-- START --

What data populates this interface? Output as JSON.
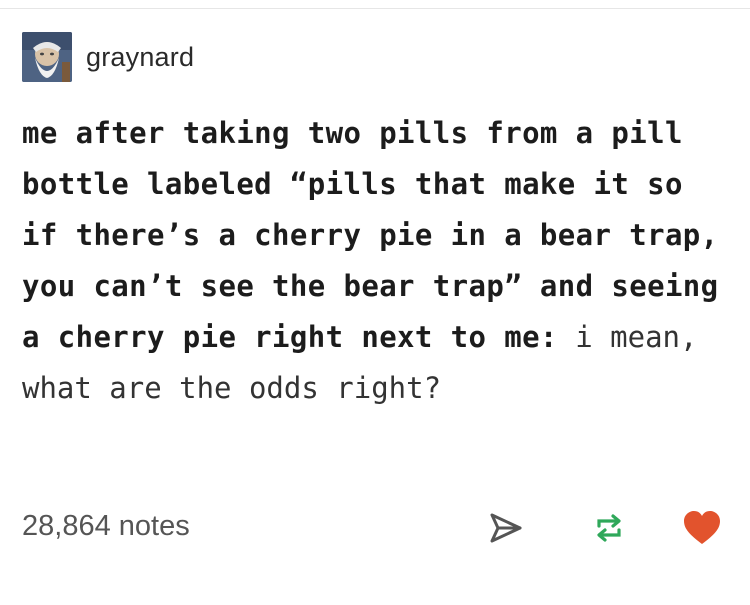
{
  "post": {
    "username": "graynard",
    "body_bold": "me after taking two pills from a pill bottle labeled “pills that make it so if there’s a cherry pie in a bear trap, you can’t see the bear trap” and seeing a cherry pie right next to me:",
    "body_reply": " i mean, what are the odds right?",
    "notes": "28,864 notes"
  },
  "icons": {
    "avatar": "avatar-wizard",
    "share": "share-icon",
    "reblog": "reblog-icon",
    "like": "heart-icon"
  },
  "colors": {
    "reblog": "#2fa85a",
    "like": "#e2532d",
    "text": "#1c1c1c",
    "notes": "#555555"
  }
}
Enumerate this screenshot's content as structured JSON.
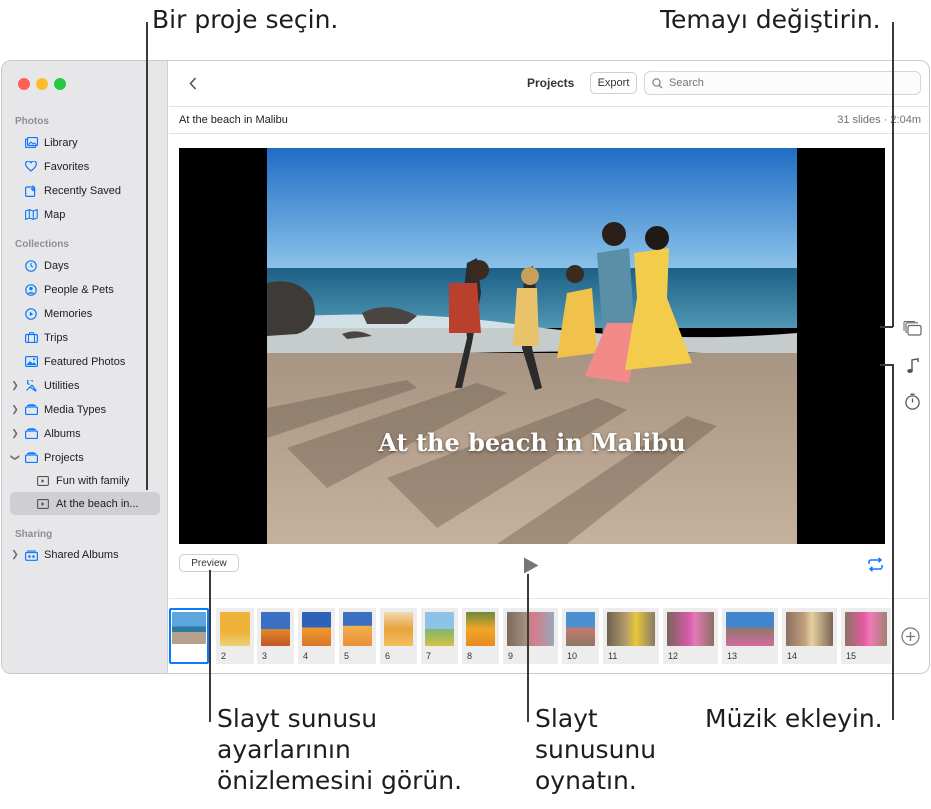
{
  "callouts": {
    "choose_project": "Bir proje seçin.",
    "change_theme": "Temayı değiştirin.",
    "preview_settings": "Slayt sunusu\nayarlarının\nönizlemesini görün.",
    "play": "Slayt\nsunusunu\noynatın.",
    "add_music": "Müzik ekleyin."
  },
  "sidebar": {
    "photos_head": "Photos",
    "photos": [
      {
        "label": "Library",
        "icon": "library-icon"
      },
      {
        "label": "Favorites",
        "icon": "heart-icon"
      },
      {
        "label": "Recently Saved",
        "icon": "recently-saved-icon"
      },
      {
        "label": "Map",
        "icon": "map-icon"
      }
    ],
    "collections_head": "Collections",
    "collections": [
      {
        "label": "Days",
        "icon": "clock-icon"
      },
      {
        "label": "People & Pets",
        "icon": "person-icon"
      },
      {
        "label": "Memories",
        "icon": "memories-icon"
      },
      {
        "label": "Trips",
        "icon": "suitcase-icon"
      },
      {
        "label": "Featured Photos",
        "icon": "featured-photos-icon"
      },
      {
        "label": "Utilities",
        "icon": "tools-icon"
      },
      {
        "label": "Media Types",
        "icon": "stack-icon"
      },
      {
        "label": "Albums",
        "icon": "stack-icon"
      },
      {
        "label": "Projects",
        "icon": "stack-icon"
      }
    ],
    "projects": [
      {
        "label": "Fun with family"
      },
      {
        "label": "At the beach in..."
      }
    ],
    "sharing_head": "Sharing",
    "shared_albums": "Shared Albums"
  },
  "toolbar": {
    "title": "Projects",
    "export": "Export",
    "search_placeholder": "Search"
  },
  "project": {
    "name": "At the beach in Malibu",
    "meta": "31 slides · 2:04m",
    "overlay_title": "At the beach in Malibu"
  },
  "controls": {
    "preview": "Preview"
  },
  "thumbnails": [
    "",
    "2",
    "3",
    "4",
    "5",
    "6",
    "7",
    "8",
    "9",
    "10",
    "11",
    "12",
    "13",
    "14",
    "15"
  ],
  "colors": {
    "accent": "#0a7aff",
    "sidebar_bg": "#e7e7e9",
    "close": "#fe5f57",
    "minimize": "#febc2e",
    "zoom": "#28c840"
  }
}
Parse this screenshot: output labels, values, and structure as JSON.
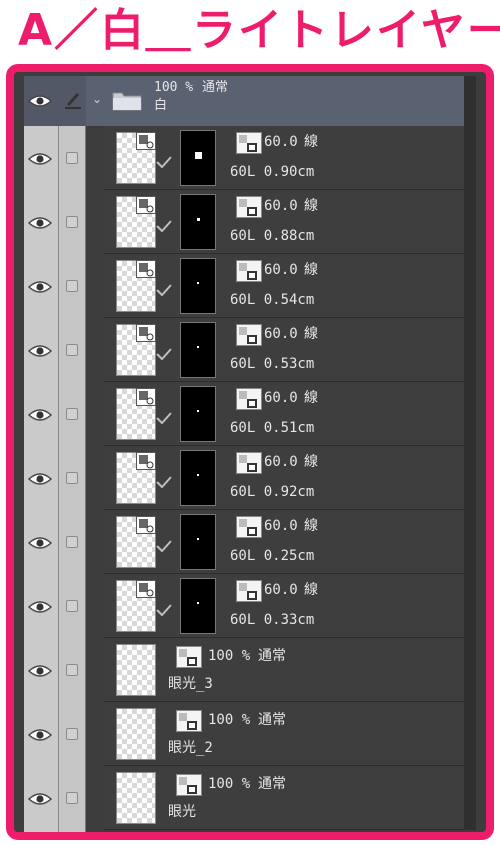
{
  "title": "A／白＿ライトレイヤー",
  "folder": {
    "opacity": "100 %",
    "blend": "通常",
    "name": "白"
  },
  "masked_layers": [
    {
      "opacity": "60.0",
      "blend": "線",
      "name": "60L 0.90cm",
      "dot_size": "large"
    },
    {
      "opacity": "60.0",
      "blend": "線",
      "name": "60L 0.88cm",
      "dot_size": "small"
    },
    {
      "opacity": "60.0",
      "blend": "線",
      "name": "60L 0.54cm",
      "dot_size": "tiny"
    },
    {
      "opacity": "60.0",
      "blend": "線",
      "name": "60L 0.53cm",
      "dot_size": "tiny"
    },
    {
      "opacity": "60.0",
      "blend": "線",
      "name": "60L 0.51cm",
      "dot_size": "tiny"
    },
    {
      "opacity": "60.0",
      "blend": "線",
      "name": "60L 0.92cm",
      "dot_size": "tiny"
    },
    {
      "opacity": "60.0",
      "blend": "線",
      "name": "60L 0.25cm",
      "dot_size": "tiny"
    },
    {
      "opacity": "60.0",
      "blend": "線",
      "name": "60L 0.33cm",
      "dot_size": "tiny"
    }
  ],
  "plain_layers": [
    {
      "opacity": "100 %",
      "blend": "通常",
      "name": "眼光_3"
    },
    {
      "opacity": "100 %",
      "blend": "通常",
      "name": "眼光_2"
    },
    {
      "opacity": "100 %",
      "blend": "通常",
      "name": "眼光"
    }
  ],
  "colors": {
    "accent": "#ee1d6b",
    "panel": "#3c3c3c",
    "folder": "#5a6170"
  },
  "icons": {
    "eye": "eye-icon",
    "pen": "pencil-icon",
    "folder": "folder-icon",
    "chevron": "chevron-down-icon",
    "check": "checkmark-icon",
    "mask": "layer-mask-icon",
    "blend": "blend-mode-icon"
  }
}
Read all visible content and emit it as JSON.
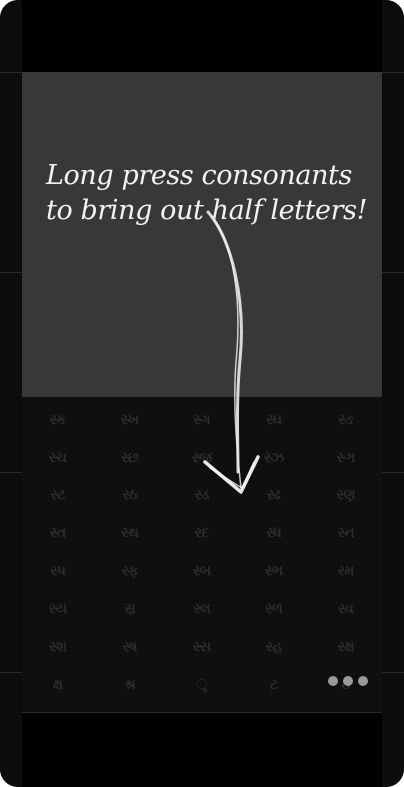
{
  "tip": {
    "line1": "Long press consonants",
    "line2": "to bring out half letters!"
  },
  "keyboard": {
    "rows": [
      [
        "સ્ક",
        "સ્ખ",
        "સ્ગ",
        "સ્ઘ",
        "સ્ઙ"
      ],
      [
        "સ્ચ",
        "સ્છ",
        "સ્જ",
        "સ્ઝ",
        "સ્ઞ"
      ],
      [
        "સ્ટ",
        "સ્ઠ",
        "સ્ડ",
        "સ્ઢ",
        "સ્ણ"
      ],
      [
        "સ્ત",
        "સ્થ",
        "સ્દ",
        "સ્ધ",
        "સ્ન"
      ],
      [
        "સ્પ",
        "સ્ફ",
        "સ્બ",
        "સ્ભ",
        "સ્મ"
      ],
      [
        "સ્ય",
        "સ્ર",
        "સ્લ",
        "સ્ળ",
        "સ્વ"
      ],
      [
        "સ્શ",
        "સ્ષ",
        "સ્સ",
        "સ્હ",
        "સ્ક્ષ"
      ],
      [
        "ક્ષ",
        "શ્ર",
        "ૃ",
        "ટ",
        "ઠ"
      ]
    ]
  },
  "pager": {
    "dots": 3,
    "color": "#9a9a9a"
  },
  "colors": {
    "panel": "#383838",
    "text": "#f2f2f2",
    "background": "#050505"
  }
}
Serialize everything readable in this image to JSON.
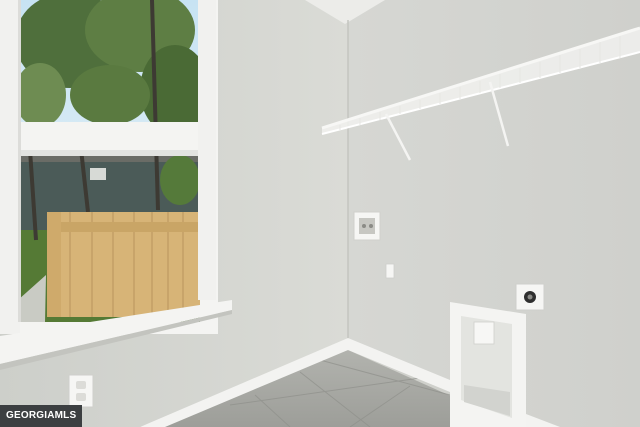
{
  "watermark": {
    "text": "GEORGIAMLS"
  },
  "colors": {
    "left_wall": "#d6d7d2",
    "right_wall": "#d9dad6",
    "ceiling": "#ececea",
    "trim": "#f3f3f1",
    "floor": "#a7a8a3",
    "sky": "#cfe6f2",
    "fence": "#d9b77a",
    "foliage": "#4f6f3c",
    "house": "#4a5a58"
  },
  "icons": [
    "window",
    "wire-shelf",
    "washer-box",
    "dryer-outlet",
    "wall-outlet",
    "light-switch",
    "dryer-vent"
  ]
}
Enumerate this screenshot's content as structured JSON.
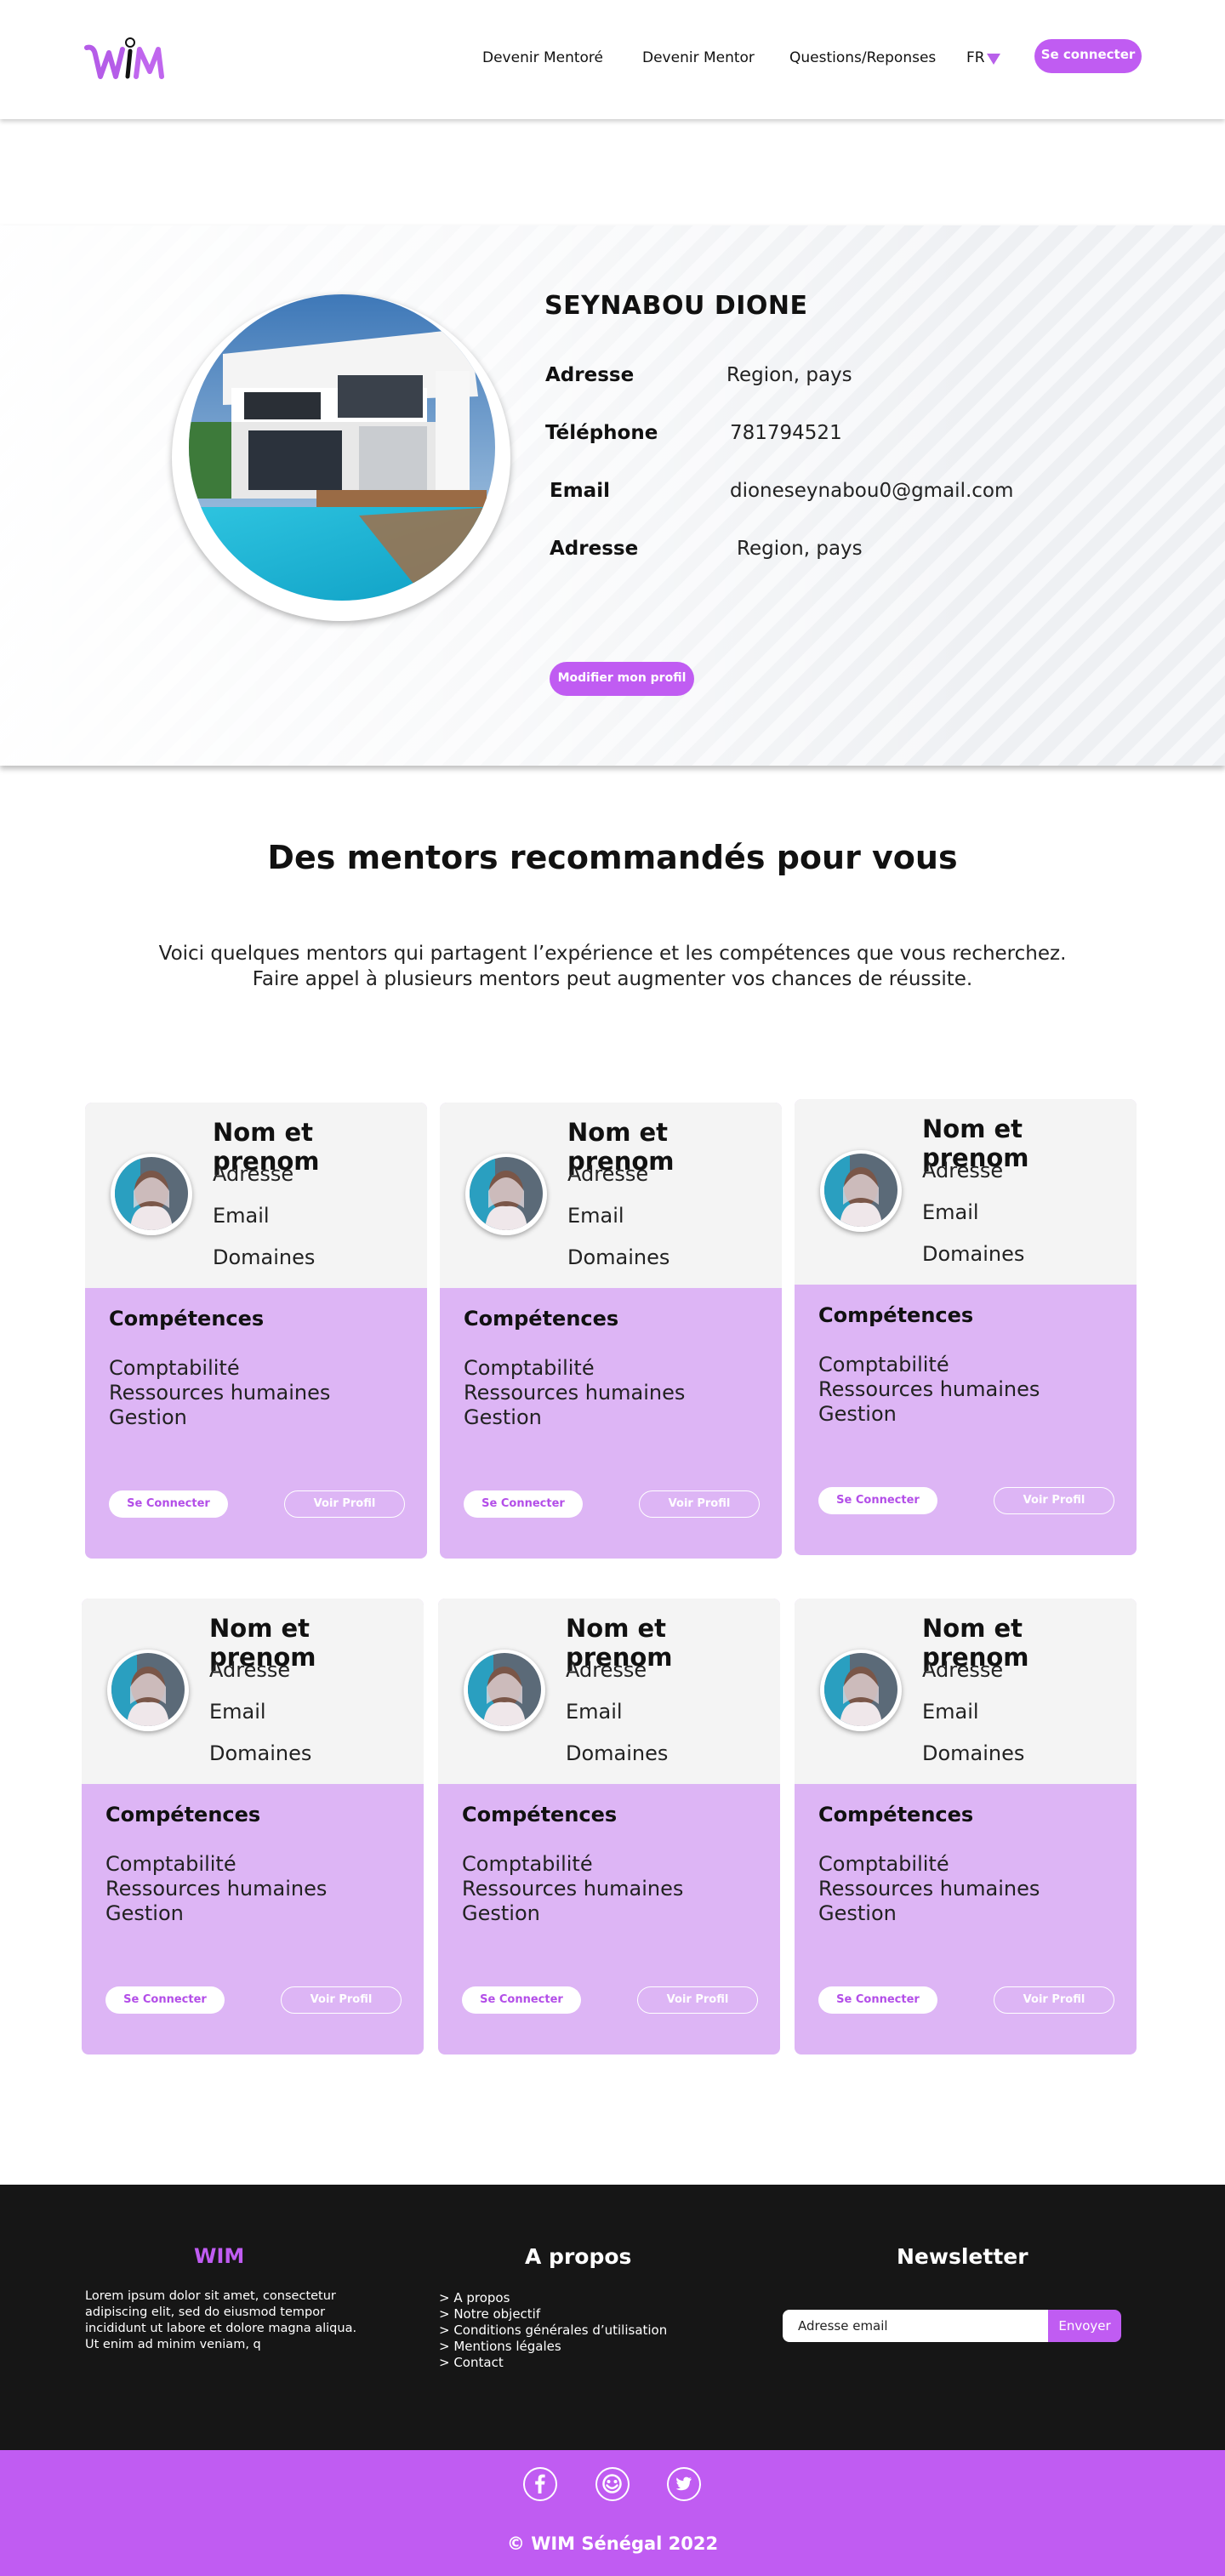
{
  "header": {
    "logo_text": "WIM",
    "nav": [
      "Devenir Mentoré",
      "Devenir Mentor",
      "Questions/Reponses"
    ],
    "lang": "FR",
    "login_label": "Se connecter"
  },
  "profile": {
    "name": "SEYNABOU DIONE",
    "fields": [
      {
        "label": "Adresse",
        "value": "Region, pays"
      },
      {
        "label": "Téléphone",
        "value": "781794521"
      },
      {
        "label": "Email",
        "value": "dioneseynabou0@gmail.com"
      },
      {
        "label": "Adresse",
        "value": "Region, pays"
      }
    ],
    "edit_label": "Modifier mon profil"
  },
  "recommended": {
    "title": "Des mentors recommandés pour vous",
    "line1": "Voici quelques mentors qui partagent l’expérience et les compétences que vous recherchez.",
    "line2": "Faire appel à plusieurs mentors peut augmenter vos chances de réussite."
  },
  "mentors": [
    {
      "name": "Nom et prenom",
      "address": "Adresse",
      "email": "Email",
      "domains": "Domaines",
      "skills_title": "Compétences",
      "skills": [
        "Comptabilité",
        "Ressources humaines",
        "Gestion"
      ],
      "connect": "Se Connecter",
      "view": "Voir Profil"
    },
    {
      "name": "Nom et prenom",
      "address": "Adresse",
      "email": "Email",
      "domains": "Domaines",
      "skills_title": "Compétences",
      "skills": [
        "Comptabilité",
        "Ressources humaines",
        "Gestion"
      ],
      "connect": "Se Connecter",
      "view": "Voir Profil"
    },
    {
      "name": "Nom et prenom",
      "address": "Adresse",
      "email": "Email",
      "domains": "Domaines",
      "skills_title": "Compétences",
      "skills": [
        "Comptabilité",
        "Ressources humaines",
        "Gestion"
      ],
      "connect": "Se Connecter",
      "view": "Voir Profil"
    },
    {
      "name": "Nom et prenom",
      "address": "Adresse",
      "email": "Email",
      "domains": "Domaines",
      "skills_title": "Compétences",
      "skills": [
        "Comptabilité",
        "Ressources humaines",
        "Gestion"
      ],
      "connect": "Se Connecter",
      "view": "Voir Profil"
    },
    {
      "name": "Nom et prenom",
      "address": "Adresse",
      "email": "Email",
      "domains": "Domaines",
      "skills_title": "Compétences",
      "skills": [
        "Comptabilité",
        "Ressources humaines",
        "Gestion"
      ],
      "connect": "Se Connecter",
      "view": "Voir Profil"
    },
    {
      "name": "Nom et prenom",
      "address": "Adresse",
      "email": "Email",
      "domains": "Domaines",
      "skills_title": "Compétences",
      "skills": [
        "Comptabilité",
        "Ressources humaines",
        "Gestion"
      ],
      "connect": "Se Connecter",
      "view": "Voir Profil"
    }
  ],
  "footer": {
    "brand": "WIM",
    "lorem": "Lorem ipsum dolor sit amet, consectetur adipiscing elit, sed do eiusmod tempor incididunt ut labore et dolore magna aliqua. Ut enim ad minim veniam, q",
    "about_title": "A propos",
    "links": [
      "> A propos",
      "> Notre objectif",
      "> Conditions générales d’utilisation",
      "> Mentions légales",
      "> Contact"
    ],
    "newsletter_title": "Newsletter",
    "email_placeholder": "Adresse email",
    "send_label": "Envoyer",
    "copyright": "© WIM Sénégal 2022"
  },
  "icons": [
    "facebook-icon",
    "snapchat-icon",
    "twitter-icon"
  ],
  "colors": {
    "accent": "#c05cf2",
    "card_purple": "#ddb5f5",
    "footer_dark": "#161616"
  }
}
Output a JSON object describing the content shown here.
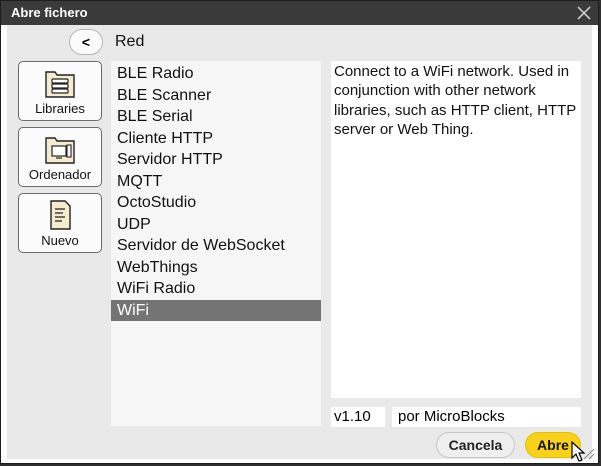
{
  "window": {
    "title": "Abre fichero"
  },
  "nav": {
    "back_label": "<",
    "path": "Red"
  },
  "sidebar": [
    {
      "label": "Libraries",
      "icon": "libraries-icon"
    },
    {
      "label": "Ordenador",
      "icon": "computer-folder-icon"
    },
    {
      "label": "Nuevo",
      "icon": "new-file-icon"
    }
  ],
  "libraries": [
    "BLE Radio",
    "BLE Scanner",
    "BLE Serial",
    "Cliente HTTP",
    "Servidor HTTP",
    "MQTT",
    "OctoStudio",
    "UDP",
    "Servidor de WebSocket",
    "WebThings",
    "WiFi Radio",
    "WiFi"
  ],
  "selected_library": "WiFi",
  "details": {
    "description": "Connect to a WiFi network. Used in conjunction with other network libraries, such as HTTP client, HTTP server or Web Thing.",
    "version": "v1.10",
    "author": "por MicroBlocks"
  },
  "buttons": {
    "cancel": "Cancela",
    "open": "Abre"
  },
  "colors": {
    "accent": "#f8d21a",
    "selection": "#747474",
    "titlebar": "#3a3a3a",
    "panel": "#e9e9e9"
  }
}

-- END --

### [Task]
Return each line that includes "content".

### [Correct answer]
Enumerate this screenshot's content as structured JSON.
Read all visible content and emit it as JSON.
Enumerate this screenshot's content as structured JSON.
Output a JSON object describing the content shown here.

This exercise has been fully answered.